■ Extracted records
<<<<

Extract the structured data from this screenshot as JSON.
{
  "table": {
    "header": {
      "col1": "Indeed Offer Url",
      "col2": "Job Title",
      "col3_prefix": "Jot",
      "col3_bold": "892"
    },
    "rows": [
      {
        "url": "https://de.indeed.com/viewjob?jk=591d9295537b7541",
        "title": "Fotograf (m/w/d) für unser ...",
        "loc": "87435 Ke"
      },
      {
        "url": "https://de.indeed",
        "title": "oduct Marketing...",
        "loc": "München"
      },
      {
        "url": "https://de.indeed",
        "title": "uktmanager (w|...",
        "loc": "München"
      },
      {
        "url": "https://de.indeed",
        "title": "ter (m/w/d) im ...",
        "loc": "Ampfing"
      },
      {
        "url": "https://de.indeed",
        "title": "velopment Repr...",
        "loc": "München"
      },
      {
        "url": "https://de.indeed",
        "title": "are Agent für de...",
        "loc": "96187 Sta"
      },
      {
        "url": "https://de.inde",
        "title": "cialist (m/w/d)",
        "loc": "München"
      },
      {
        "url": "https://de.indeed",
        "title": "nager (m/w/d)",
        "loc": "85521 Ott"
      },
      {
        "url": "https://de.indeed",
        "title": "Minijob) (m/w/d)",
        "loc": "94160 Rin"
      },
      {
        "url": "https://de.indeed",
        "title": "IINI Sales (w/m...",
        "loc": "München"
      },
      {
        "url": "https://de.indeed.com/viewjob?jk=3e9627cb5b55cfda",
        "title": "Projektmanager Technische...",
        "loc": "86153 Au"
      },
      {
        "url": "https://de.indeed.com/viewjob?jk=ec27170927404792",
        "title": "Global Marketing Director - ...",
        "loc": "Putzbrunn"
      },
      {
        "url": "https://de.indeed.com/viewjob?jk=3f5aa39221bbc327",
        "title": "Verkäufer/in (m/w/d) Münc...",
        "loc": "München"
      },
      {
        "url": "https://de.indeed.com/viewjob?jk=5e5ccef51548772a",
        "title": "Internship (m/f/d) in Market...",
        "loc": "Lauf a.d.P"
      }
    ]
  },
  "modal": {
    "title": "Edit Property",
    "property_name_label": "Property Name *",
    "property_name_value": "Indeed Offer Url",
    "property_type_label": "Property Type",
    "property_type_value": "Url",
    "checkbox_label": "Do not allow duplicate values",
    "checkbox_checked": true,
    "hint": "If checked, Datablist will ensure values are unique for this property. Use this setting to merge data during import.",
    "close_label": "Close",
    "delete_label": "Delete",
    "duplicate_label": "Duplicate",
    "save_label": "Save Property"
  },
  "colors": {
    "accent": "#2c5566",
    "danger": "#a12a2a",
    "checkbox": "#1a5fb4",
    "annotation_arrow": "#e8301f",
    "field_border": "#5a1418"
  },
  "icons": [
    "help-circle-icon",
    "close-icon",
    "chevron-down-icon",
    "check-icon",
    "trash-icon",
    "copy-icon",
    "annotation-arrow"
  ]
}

>>>>

■ TASK TO CARRY OUT
Set down every record above exactly as given.

■ REPLY TO THE EXERCISE
Extract the structured data from this screenshot as JSON.
{
  "table": {
    "header": {
      "col1": "Indeed Offer Url",
      "col2": "Job Title",
      "col3_prefix": "Jot",
      "col3_bold": "892"
    },
    "rows": [
      {
        "url": "https://de.indeed.com/viewjob?jk=591d9295537b7541",
        "title": "Fotograf (m/w/d) für unser ...",
        "loc": "87435 Ke"
      },
      {
        "url": "https://de.indeed",
        "title": "oduct Marketing...",
        "loc": "München"
      },
      {
        "url": "https://de.indeed",
        "title": "uktmanager (w|...",
        "loc": "München"
      },
      {
        "url": "https://de.indeed",
        "title": "ter (m/w/d) im ...",
        "loc": "Ampfing"
      },
      {
        "url": "https://de.indeed",
        "title": "velopment Repr...",
        "loc": "München"
      },
      {
        "url": "https://de.indeed",
        "title": "are Agent für de...",
        "loc": "96187 Sta"
      },
      {
        "url": "https://de.inde",
        "title": "cialist (m/w/d)",
        "loc": "München"
      },
      {
        "url": "https://de.indeed",
        "title": "nager (m/w/d)",
        "loc": "85521 Ott"
      },
      {
        "url": "https://de.indeed",
        "title": "Minijob) (m/w/d)",
        "loc": "94160 Rin"
      },
      {
        "url": "https://de.indeed",
        "title": "IINI Sales (w/m...",
        "loc": "München"
      },
      {
        "url": "https://de.indeed.com/viewjob?jk=3e9627cb5b55cfda",
        "title": "Projektmanager Technische...",
        "loc": "86153 Au"
      },
      {
        "url": "https://de.indeed.com/viewjob?jk=ec27170927404792",
        "title": "Global Marketing Director - ...",
        "loc": "Putzbrunn"
      },
      {
        "url": "https://de.indeed.com/viewjob?jk=3f5aa39221bbc327",
        "title": "Verkäufer/in (m/w/d) Münc...",
        "loc": "München"
      },
      {
        "url": "https://de.indeed.com/viewjob?jk=5e5ccef51548772a",
        "title": "Internship (m/f/d) in Market...",
        "loc": "Lauf a.d.P"
      }
    ]
  },
  "modal": {
    "title": "Edit Property",
    "property_name_label": "Property Name *",
    "property_name_value": "Indeed Offer Url",
    "property_type_label": "Property Type",
    "property_type_value": "Url",
    "checkbox_label": "Do not allow duplicate values",
    "checkbox_checked": true,
    "hint": "If checked, Datablist will ensure values are unique for this property. Use this setting to merge data during import.",
    "close_label": "Close",
    "delete_label": "Delete",
    "duplicate_label": "Duplicate",
    "save_label": "Save Property"
  },
  "colors": {
    "accent": "#2c5566",
    "danger": "#a12a2a",
    "checkbox": "#1a5fb4",
    "annotation_arrow": "#e8301f",
    "field_border": "#5a1418"
  },
  "icons": [
    "help-circle-icon",
    "close-icon",
    "chevron-down-icon",
    "check-icon",
    "trash-icon",
    "copy-icon",
    "annotation-arrow"
  ]
}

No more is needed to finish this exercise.